Dataset items:

★ ★ ★ ★ ★ ★ ★

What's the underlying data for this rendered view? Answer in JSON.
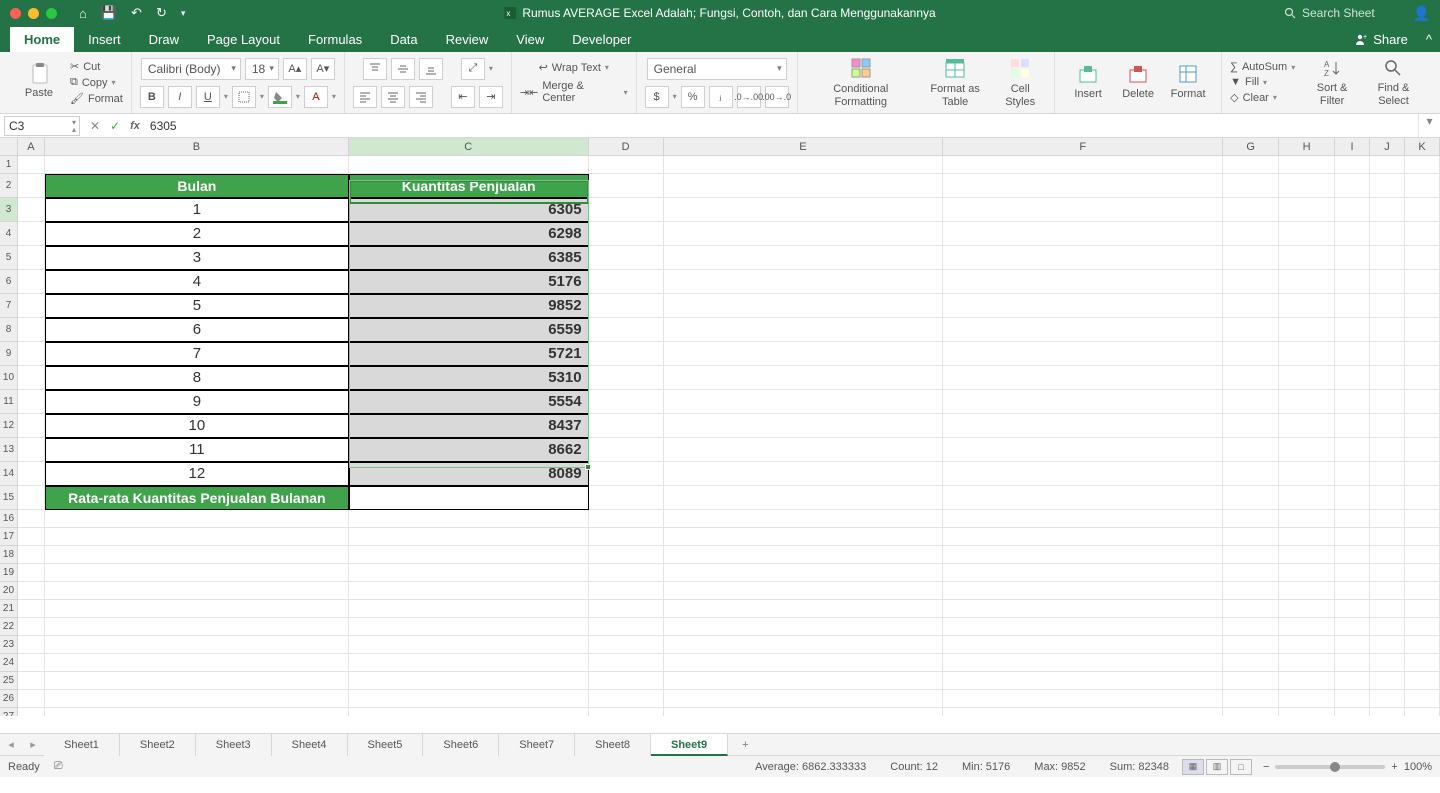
{
  "window": {
    "title": "Rumus AVERAGE Excel Adalah; Fungsi, Contoh, dan Cara Menggunakannya",
    "search_placeholder": "Search Sheet"
  },
  "tabs": [
    "Home",
    "Insert",
    "Draw",
    "Page Layout",
    "Formulas",
    "Data",
    "Review",
    "View",
    "Developer"
  ],
  "active_tab": "Home",
  "share_label": "Share",
  "ribbon": {
    "paste": "Paste",
    "cut": "Cut",
    "copy": "Copy",
    "format_p": "Format",
    "font_name": "Calibri (Body)",
    "font_size": "18",
    "bold": "B",
    "italic": "I",
    "underline": "U",
    "wrap": "Wrap Text",
    "merge": "Merge & Center",
    "number_format": "General",
    "cond_format": "Conditional Formatting",
    "as_table": "Format as Table",
    "cell_styles": "Cell Styles",
    "insert": "Insert",
    "delete": "Delete",
    "format": "Format",
    "autosum": "AutoSum",
    "fill": "Fill",
    "clear": "Clear",
    "sort": "Sort & Filter",
    "find": "Find & Select"
  },
  "formula_bar": {
    "cell_ref": "C3",
    "value": "6305"
  },
  "columns": [
    "A",
    "B",
    "C",
    "D",
    "E",
    "F",
    "G",
    "H",
    "I",
    "J",
    "K"
  ],
  "table": {
    "header_b": "Bulan",
    "header_c": "Kuantitas Penjualan",
    "footer_b": "Rata-rata Kuantitas Penjualan Bulanan",
    "rows": [
      {
        "b": "1",
        "c": "6305"
      },
      {
        "b": "2",
        "c": "6298"
      },
      {
        "b": "3",
        "c": "6385"
      },
      {
        "b": "4",
        "c": "5176"
      },
      {
        "b": "5",
        "c": "9852"
      },
      {
        "b": "6",
        "c": "6559"
      },
      {
        "b": "7",
        "c": "5721"
      },
      {
        "b": "8",
        "c": "5310"
      },
      {
        "b": "9",
        "c": "5554"
      },
      {
        "b": "10",
        "c": "8437"
      },
      {
        "b": "11",
        "c": "8662"
      },
      {
        "b": "12",
        "c": "8089"
      }
    ]
  },
  "sheets": [
    "Sheet1",
    "Sheet2",
    "Sheet3",
    "Sheet4",
    "Sheet5",
    "Sheet6",
    "Sheet7",
    "Sheet8",
    "Sheet9"
  ],
  "active_sheet": "Sheet9",
  "status": {
    "ready": "Ready",
    "average": "Average: 6862.333333",
    "count": "Count: 12",
    "min": "Min: 5176",
    "max": "Max: 9852",
    "sum": "Sum: 82348",
    "zoom": "100%"
  }
}
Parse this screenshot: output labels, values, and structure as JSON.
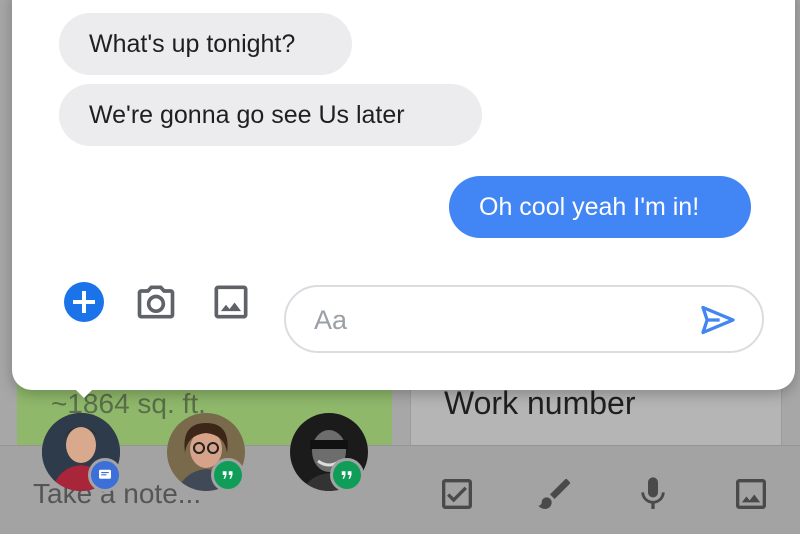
{
  "background": {
    "note_green_text": "~1864 sq. ft.",
    "note_white_text": "Work number",
    "take_note_placeholder": "Take a note...",
    "bar_icons": [
      "checkbox-icon",
      "brush-icon",
      "mic-icon",
      "image-icon"
    ]
  },
  "chat": {
    "messages": [
      {
        "direction": "incoming",
        "text": "What's up tonight?"
      },
      {
        "direction": "incoming",
        "text": "We're gonna go see Us later"
      },
      {
        "direction": "outgoing",
        "text": "Oh cool yeah I'm in!"
      }
    ],
    "input_placeholder": "Aa",
    "tools": [
      "add-icon",
      "camera-icon",
      "gallery-icon"
    ],
    "send_icon": "send-icon"
  },
  "chat_heads": [
    {
      "badge": "messages-badge",
      "badge_color": "#3c6fd8"
    },
    {
      "badge": "hangouts-badge",
      "badge_color": "#0f9d58"
    },
    {
      "badge": "hangouts-badge",
      "badge_color": "#0f9d58"
    }
  ],
  "colors": {
    "accent_blue": "#4285f4",
    "add_blue": "#1a73e8",
    "incoming_bubble": "#ececef",
    "hangouts_green": "#0f9d58"
  }
}
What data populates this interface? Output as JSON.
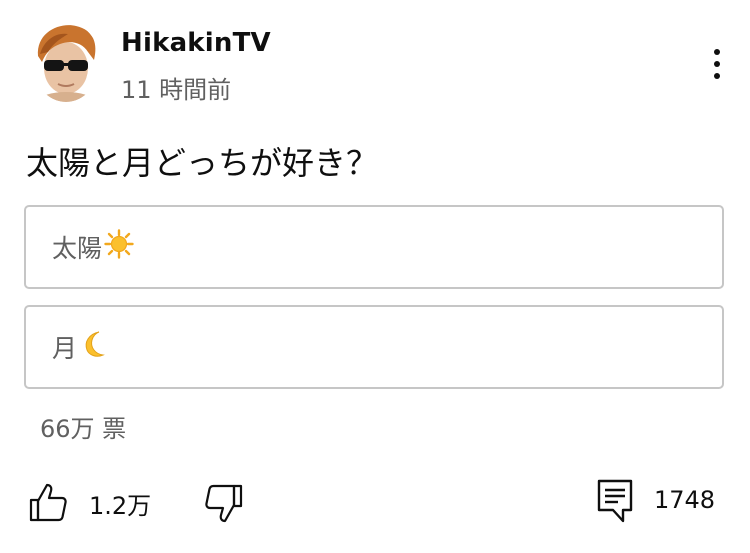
{
  "post": {
    "channel_name": "HikakinTV",
    "time_ago": "11 時間前",
    "question": "太陽と月どっちが好き？"
  },
  "poll": {
    "options": [
      {
        "label": "太陽",
        "icon": "sun-icon"
      },
      {
        "label": "月",
        "icon": "crescent-moon-icon"
      }
    ],
    "votes": "66万 票"
  },
  "actions": {
    "like_count": "1.2万",
    "comment_count": "1748"
  },
  "colors": {
    "text_primary": "#0f0f0f",
    "text_secondary": "#606060",
    "option_border": "#c6c6c6"
  }
}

★ ★ ★ ★ ★ ★ ★

**WHAT TO PRODUCE**
Copy out each line word for word, please, skipping the images.

**FULL SOLUTION**
What's the underlying data for this rendered view? Answer in JSON.
{
  "window": {
    "title": "Rumus AVERAGE Excel Adalah; Fungsi, Contoh, dan Cara Menggunakannya",
    "search_placeholder": "Search Sheet"
  },
  "tabs": [
    "Home",
    "Insert",
    "Draw",
    "Page Layout",
    "Formulas",
    "Data",
    "Review",
    "View",
    "Developer"
  ],
  "active_tab": "Home",
  "share_label": "Share",
  "ribbon": {
    "paste": "Paste",
    "cut": "Cut",
    "copy": "Copy",
    "format_p": "Format",
    "font_name": "Calibri (Body)",
    "font_size": "18",
    "bold": "B",
    "italic": "I",
    "underline": "U",
    "wrap": "Wrap Text",
    "merge": "Merge & Center",
    "number_format": "General",
    "cond_format": "Conditional Formatting",
    "as_table": "Format as Table",
    "cell_styles": "Cell Styles",
    "insert": "Insert",
    "delete": "Delete",
    "format": "Format",
    "autosum": "AutoSum",
    "fill": "Fill",
    "clear": "Clear",
    "sort": "Sort & Filter",
    "find": "Find & Select"
  },
  "formula_bar": {
    "cell_ref": "C3",
    "value": "6305"
  },
  "columns": [
    "A",
    "B",
    "C",
    "D",
    "E",
    "F",
    "G",
    "H",
    "I",
    "J",
    "K"
  ],
  "table": {
    "header_b": "Bulan",
    "header_c": "Kuantitas Penjualan",
    "footer_b": "Rata-rata Kuantitas Penjualan Bulanan",
    "rows": [
      {
        "b": "1",
        "c": "6305"
      },
      {
        "b": "2",
        "c": "6298"
      },
      {
        "b": "3",
        "c": "6385"
      },
      {
        "b": "4",
        "c": "5176"
      },
      {
        "b": "5",
        "c": "9852"
      },
      {
        "b": "6",
        "c": "6559"
      },
      {
        "b": "7",
        "c": "5721"
      },
      {
        "b": "8",
        "c": "5310"
      },
      {
        "b": "9",
        "c": "5554"
      },
      {
        "b": "10",
        "c": "8437"
      },
      {
        "b": "11",
        "c": "8662"
      },
      {
        "b": "12",
        "c": "8089"
      }
    ]
  },
  "sheets": [
    "Sheet1",
    "Sheet2",
    "Sheet3",
    "Sheet4",
    "Sheet5",
    "Sheet6",
    "Sheet7",
    "Sheet8",
    "Sheet9"
  ],
  "active_sheet": "Sheet9",
  "status": {
    "ready": "Ready",
    "average": "Average: 6862.333333",
    "count": "Count: 12",
    "min": "Min: 5176",
    "max": "Max: 9852",
    "sum": "Sum: 82348",
    "zoom": "100%"
  }
}
Parse this screenshot: output labels, values, and structure as JSON.
{
  "background": {
    "note_green_text": "~1864 sq. ft.",
    "note_white_text": "Work number",
    "take_note_placeholder": "Take a note...",
    "bar_icons": [
      "checkbox-icon",
      "brush-icon",
      "mic-icon",
      "image-icon"
    ]
  },
  "chat": {
    "messages": [
      {
        "direction": "incoming",
        "text": "What's up tonight?"
      },
      {
        "direction": "incoming",
        "text": "We're gonna go see Us later"
      },
      {
        "direction": "outgoing",
        "text": "Oh cool yeah I'm in!"
      }
    ],
    "input_placeholder": "Aa",
    "tools": [
      "add-icon",
      "camera-icon",
      "gallery-icon"
    ],
    "send_icon": "send-icon"
  },
  "chat_heads": [
    {
      "badge": "messages-badge",
      "badge_color": "#3c6fd8"
    },
    {
      "badge": "hangouts-badge",
      "badge_color": "#0f9d58"
    },
    {
      "badge": "hangouts-badge",
      "badge_color": "#0f9d58"
    }
  ],
  "colors": {
    "accent_blue": "#4285f4",
    "add_blue": "#1a73e8",
    "incoming_bubble": "#ececef",
    "hangouts_green": "#0f9d58"
  }
}
What data populates this interface? Output as JSON.
{
  "post": {
    "channel_name": "HikakinTV",
    "time_ago": "11 時間前",
    "question": "太陽と月どっちが好き？"
  },
  "poll": {
    "options": [
      {
        "label": "太陽",
        "icon": "sun-icon"
      },
      {
        "label": "月",
        "icon": "crescent-moon-icon"
      }
    ],
    "votes": "66万 票"
  },
  "actions": {
    "like_count": "1.2万",
    "comment_count": "1748"
  },
  "colors": {
    "text_primary": "#0f0f0f",
    "text_secondary": "#606060",
    "option_border": "#c6c6c6"
  }
}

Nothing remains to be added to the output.